:: Work to do ::
Search the material for the word "body" and copy each line that holds it.

-------- Supplied entries --------

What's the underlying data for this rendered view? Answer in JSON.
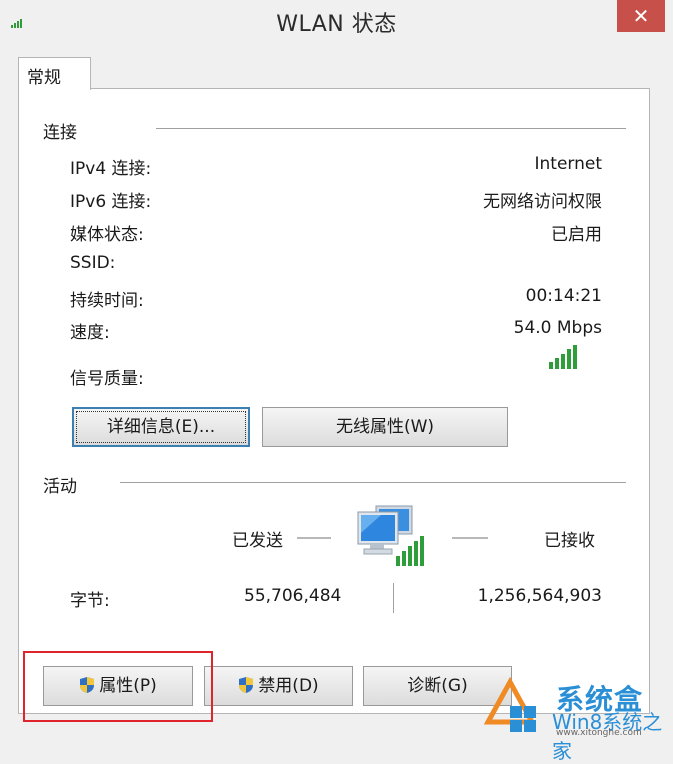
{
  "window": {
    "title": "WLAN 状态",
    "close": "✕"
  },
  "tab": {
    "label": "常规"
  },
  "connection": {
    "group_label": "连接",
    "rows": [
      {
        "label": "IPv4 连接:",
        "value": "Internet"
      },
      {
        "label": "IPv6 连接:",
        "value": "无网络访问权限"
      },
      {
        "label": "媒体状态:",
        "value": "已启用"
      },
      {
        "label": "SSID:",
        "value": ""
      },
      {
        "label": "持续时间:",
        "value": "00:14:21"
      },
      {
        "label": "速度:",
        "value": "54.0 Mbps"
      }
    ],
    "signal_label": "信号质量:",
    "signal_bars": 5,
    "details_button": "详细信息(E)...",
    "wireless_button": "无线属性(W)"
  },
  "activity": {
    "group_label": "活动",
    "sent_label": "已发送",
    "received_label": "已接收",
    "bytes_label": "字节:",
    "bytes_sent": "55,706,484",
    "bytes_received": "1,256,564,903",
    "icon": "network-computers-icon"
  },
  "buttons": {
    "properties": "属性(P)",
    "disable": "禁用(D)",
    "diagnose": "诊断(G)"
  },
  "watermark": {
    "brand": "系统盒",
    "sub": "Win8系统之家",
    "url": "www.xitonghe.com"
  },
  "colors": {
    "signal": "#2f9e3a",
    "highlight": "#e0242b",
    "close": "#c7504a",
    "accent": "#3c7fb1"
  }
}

--------
-------- Supplied entries --------

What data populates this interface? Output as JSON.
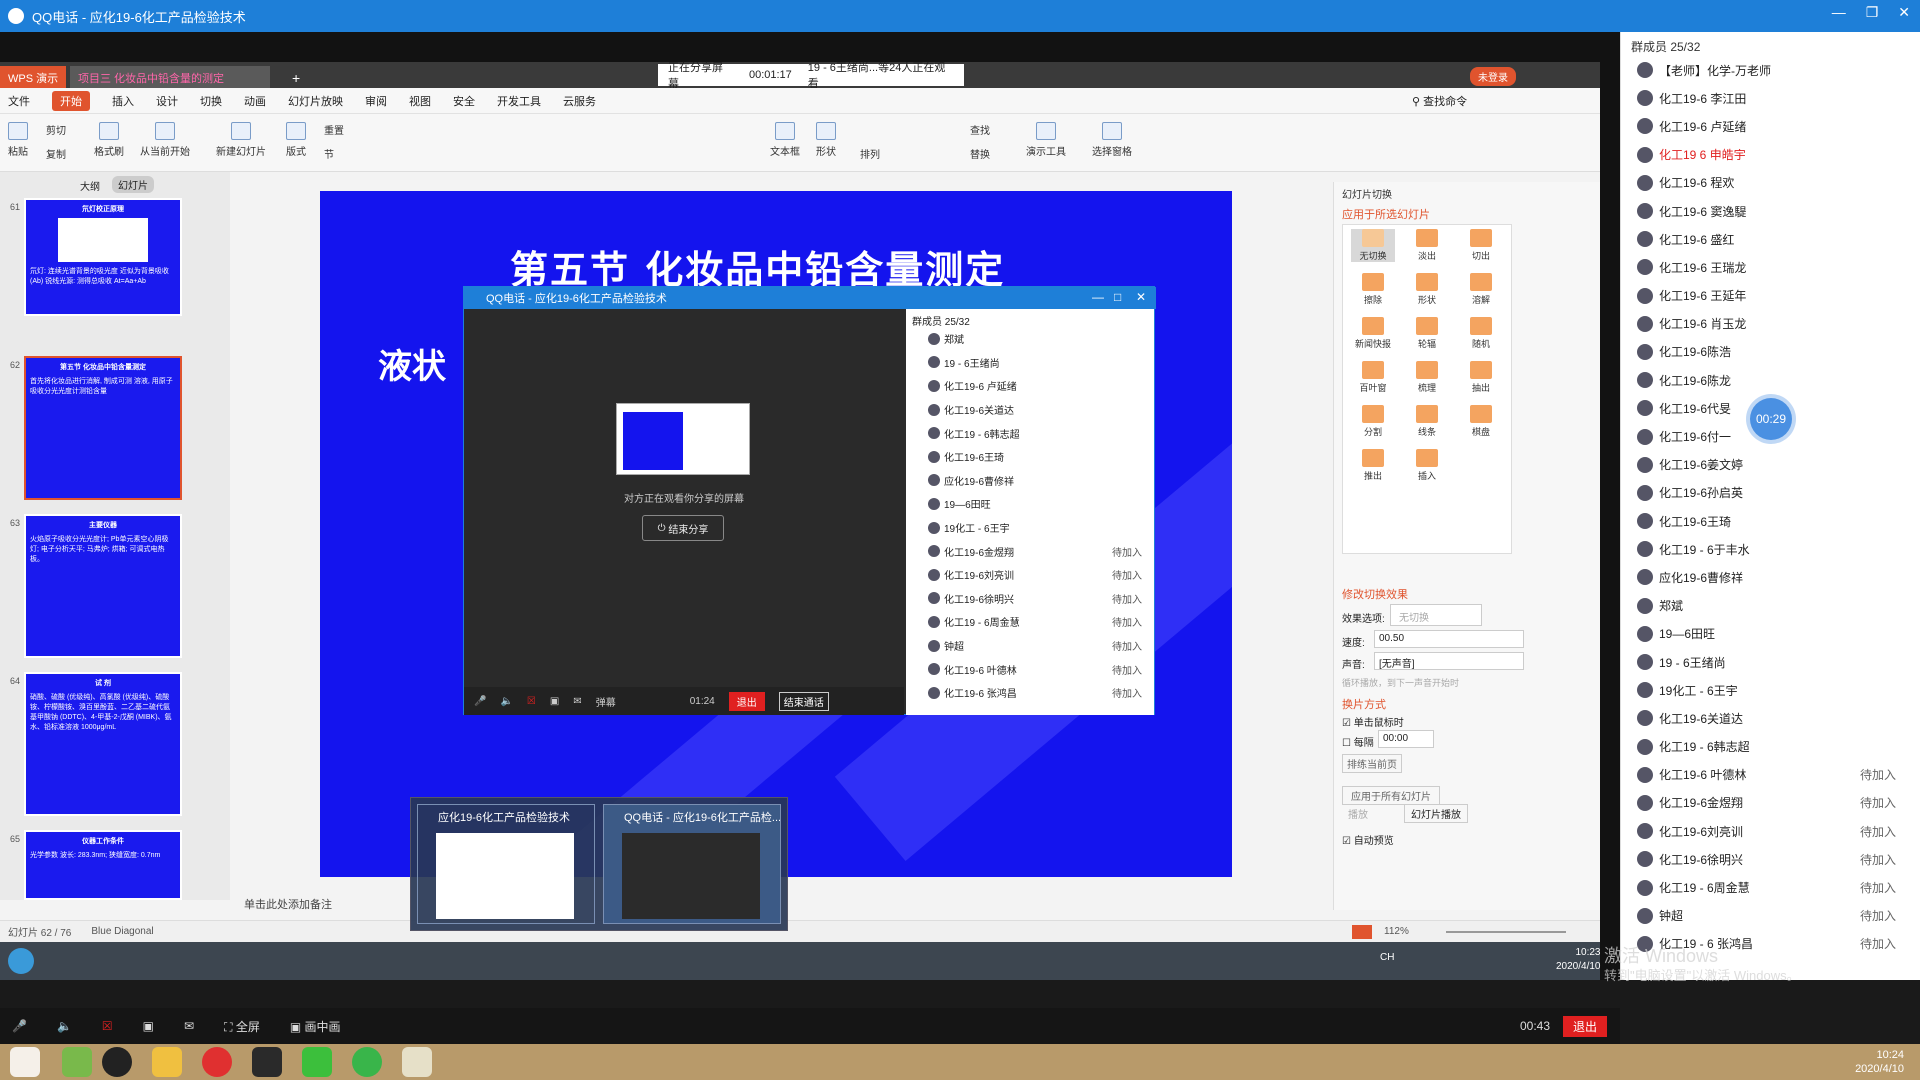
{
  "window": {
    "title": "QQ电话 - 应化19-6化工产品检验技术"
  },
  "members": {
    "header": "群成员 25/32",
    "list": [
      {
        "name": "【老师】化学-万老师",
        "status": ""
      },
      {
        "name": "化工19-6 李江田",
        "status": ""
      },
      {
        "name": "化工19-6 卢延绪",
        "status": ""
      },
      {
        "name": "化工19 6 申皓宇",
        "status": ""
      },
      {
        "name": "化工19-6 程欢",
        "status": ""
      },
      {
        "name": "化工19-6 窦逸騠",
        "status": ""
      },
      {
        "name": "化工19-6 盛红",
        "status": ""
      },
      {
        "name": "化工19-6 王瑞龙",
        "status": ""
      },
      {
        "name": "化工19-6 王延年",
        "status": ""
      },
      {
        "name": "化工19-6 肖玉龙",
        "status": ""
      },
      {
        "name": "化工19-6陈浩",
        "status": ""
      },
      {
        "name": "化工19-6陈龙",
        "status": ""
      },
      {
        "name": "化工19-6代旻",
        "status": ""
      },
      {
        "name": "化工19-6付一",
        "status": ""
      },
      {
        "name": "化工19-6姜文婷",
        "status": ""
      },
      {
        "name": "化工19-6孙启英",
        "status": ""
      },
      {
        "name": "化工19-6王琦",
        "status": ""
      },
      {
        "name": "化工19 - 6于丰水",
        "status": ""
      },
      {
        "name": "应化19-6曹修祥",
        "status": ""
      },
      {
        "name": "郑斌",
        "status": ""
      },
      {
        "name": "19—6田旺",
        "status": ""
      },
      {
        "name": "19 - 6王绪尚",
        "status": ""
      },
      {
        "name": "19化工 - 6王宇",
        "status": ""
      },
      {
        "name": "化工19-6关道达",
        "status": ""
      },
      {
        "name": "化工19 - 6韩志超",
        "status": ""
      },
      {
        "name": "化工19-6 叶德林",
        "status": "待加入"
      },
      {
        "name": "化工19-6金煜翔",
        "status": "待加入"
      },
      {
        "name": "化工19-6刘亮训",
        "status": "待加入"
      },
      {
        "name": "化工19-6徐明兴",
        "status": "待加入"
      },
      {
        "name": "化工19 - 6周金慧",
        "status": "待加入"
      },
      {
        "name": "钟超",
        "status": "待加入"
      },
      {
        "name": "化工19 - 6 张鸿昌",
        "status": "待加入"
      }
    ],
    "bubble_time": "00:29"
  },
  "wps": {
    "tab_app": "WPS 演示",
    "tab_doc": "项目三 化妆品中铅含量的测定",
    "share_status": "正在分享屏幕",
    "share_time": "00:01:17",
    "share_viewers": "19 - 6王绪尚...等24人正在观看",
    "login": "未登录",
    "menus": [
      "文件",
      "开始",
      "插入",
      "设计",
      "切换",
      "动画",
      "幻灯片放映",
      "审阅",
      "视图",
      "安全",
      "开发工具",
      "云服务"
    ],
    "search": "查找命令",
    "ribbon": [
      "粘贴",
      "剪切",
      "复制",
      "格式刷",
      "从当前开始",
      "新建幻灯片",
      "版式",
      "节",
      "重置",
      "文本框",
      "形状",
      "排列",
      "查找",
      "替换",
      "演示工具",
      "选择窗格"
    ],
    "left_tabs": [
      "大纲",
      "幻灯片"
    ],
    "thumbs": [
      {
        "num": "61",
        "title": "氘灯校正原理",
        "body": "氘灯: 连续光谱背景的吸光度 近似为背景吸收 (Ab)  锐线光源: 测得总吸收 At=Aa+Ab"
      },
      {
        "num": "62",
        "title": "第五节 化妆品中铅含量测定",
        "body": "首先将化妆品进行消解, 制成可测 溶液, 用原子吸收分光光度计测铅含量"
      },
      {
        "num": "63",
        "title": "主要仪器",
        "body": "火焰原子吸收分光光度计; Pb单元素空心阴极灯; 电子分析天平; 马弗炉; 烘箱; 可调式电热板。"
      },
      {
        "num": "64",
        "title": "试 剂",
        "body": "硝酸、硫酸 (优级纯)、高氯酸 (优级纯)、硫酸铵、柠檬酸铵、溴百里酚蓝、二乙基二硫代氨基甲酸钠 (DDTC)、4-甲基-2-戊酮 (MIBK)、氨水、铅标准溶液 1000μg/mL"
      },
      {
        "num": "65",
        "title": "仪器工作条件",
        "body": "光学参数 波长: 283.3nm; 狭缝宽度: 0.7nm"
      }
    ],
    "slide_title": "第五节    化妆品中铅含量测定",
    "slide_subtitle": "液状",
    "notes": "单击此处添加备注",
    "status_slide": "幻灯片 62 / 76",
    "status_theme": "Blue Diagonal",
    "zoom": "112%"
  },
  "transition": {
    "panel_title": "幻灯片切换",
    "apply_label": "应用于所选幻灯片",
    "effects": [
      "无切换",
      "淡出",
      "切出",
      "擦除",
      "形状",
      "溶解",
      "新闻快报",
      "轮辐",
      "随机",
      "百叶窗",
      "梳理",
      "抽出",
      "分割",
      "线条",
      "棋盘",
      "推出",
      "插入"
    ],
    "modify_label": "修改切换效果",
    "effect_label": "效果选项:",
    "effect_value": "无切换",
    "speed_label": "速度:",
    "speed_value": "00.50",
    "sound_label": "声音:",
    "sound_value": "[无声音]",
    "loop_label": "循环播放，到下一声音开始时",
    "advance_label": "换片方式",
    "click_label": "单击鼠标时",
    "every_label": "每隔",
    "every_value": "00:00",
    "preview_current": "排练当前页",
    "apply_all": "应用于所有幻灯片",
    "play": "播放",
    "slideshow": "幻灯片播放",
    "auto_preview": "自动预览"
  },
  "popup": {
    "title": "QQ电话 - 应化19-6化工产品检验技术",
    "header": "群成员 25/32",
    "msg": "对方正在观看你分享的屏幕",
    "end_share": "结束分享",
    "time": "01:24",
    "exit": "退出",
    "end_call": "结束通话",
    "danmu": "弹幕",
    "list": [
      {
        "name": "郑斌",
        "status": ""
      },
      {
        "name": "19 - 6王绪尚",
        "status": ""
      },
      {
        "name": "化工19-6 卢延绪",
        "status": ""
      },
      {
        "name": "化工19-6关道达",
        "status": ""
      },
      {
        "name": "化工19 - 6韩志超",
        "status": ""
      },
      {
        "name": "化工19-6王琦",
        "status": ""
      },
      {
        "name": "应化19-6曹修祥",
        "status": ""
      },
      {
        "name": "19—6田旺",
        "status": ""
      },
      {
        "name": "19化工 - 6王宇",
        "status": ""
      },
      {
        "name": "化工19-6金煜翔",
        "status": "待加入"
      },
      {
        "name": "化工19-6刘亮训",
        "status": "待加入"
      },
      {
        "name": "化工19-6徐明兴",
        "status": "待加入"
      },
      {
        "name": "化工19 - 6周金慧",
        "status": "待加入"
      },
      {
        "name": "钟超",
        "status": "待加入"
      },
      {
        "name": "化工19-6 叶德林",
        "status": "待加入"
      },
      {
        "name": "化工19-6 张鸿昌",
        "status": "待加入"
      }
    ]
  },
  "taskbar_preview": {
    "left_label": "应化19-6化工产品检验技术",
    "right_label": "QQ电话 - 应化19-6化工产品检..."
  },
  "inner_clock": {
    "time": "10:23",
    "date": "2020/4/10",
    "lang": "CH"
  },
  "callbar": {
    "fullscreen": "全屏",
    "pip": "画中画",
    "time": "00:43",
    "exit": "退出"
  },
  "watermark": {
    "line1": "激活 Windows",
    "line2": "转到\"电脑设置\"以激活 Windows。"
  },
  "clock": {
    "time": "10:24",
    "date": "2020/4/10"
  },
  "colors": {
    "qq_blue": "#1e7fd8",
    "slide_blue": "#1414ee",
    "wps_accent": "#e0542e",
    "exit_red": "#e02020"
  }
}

--------

:: The output ::
        "body": "氘灯: 连续光谱背景的吸光度 近似为背景吸收 (Ab)  锐线光源: 测得总吸收 At=Aa+Ab"
        "body": "首先将化妆品进行消解, 制成可测 溶液, 用原子吸收分光光度计测铅含量"
        "body": "火焰原子吸收分光光度计; Pb单元素空心阴极灯; 电子分析天平; 马弗炉; 烘箱; 可调式电热板。"
        "body": "硝酸、硫酸 (优级纯)、高氯酸 (优级纯)、硫酸铵、柠檬酸铵、溴百里酚蓝、二乙基二硫代氨基甲酸钠 (DDTC)、4-甲基-2-戊酮 (MIBK)、氨水、铅标准溶液 1000μg/mL"
        "body": "光学参数 波长: 283.3nm; 狭缝宽度: 0.7nm"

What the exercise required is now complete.